-- YOUR TASK --
Among the lines of these entries, how many hold the word "label"? State only the number.

Records contained in a dataset
- - - - - - -

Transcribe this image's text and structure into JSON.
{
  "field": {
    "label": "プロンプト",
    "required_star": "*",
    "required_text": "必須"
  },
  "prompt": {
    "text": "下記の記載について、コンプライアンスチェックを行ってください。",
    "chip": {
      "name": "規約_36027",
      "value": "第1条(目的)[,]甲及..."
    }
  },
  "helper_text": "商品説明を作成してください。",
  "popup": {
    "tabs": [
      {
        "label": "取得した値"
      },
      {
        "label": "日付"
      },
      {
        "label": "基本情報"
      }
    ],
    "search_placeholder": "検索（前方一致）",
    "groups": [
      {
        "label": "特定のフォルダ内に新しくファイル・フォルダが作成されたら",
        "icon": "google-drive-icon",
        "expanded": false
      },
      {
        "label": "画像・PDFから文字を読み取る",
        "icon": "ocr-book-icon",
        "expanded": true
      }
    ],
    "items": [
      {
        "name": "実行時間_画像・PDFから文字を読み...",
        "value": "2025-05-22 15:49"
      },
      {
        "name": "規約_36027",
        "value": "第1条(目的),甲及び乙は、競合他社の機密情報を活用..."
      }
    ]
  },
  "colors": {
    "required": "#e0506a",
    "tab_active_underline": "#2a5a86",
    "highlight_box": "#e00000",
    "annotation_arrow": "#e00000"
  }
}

- - - - - - -

-- EXPECTED ANSWER --
6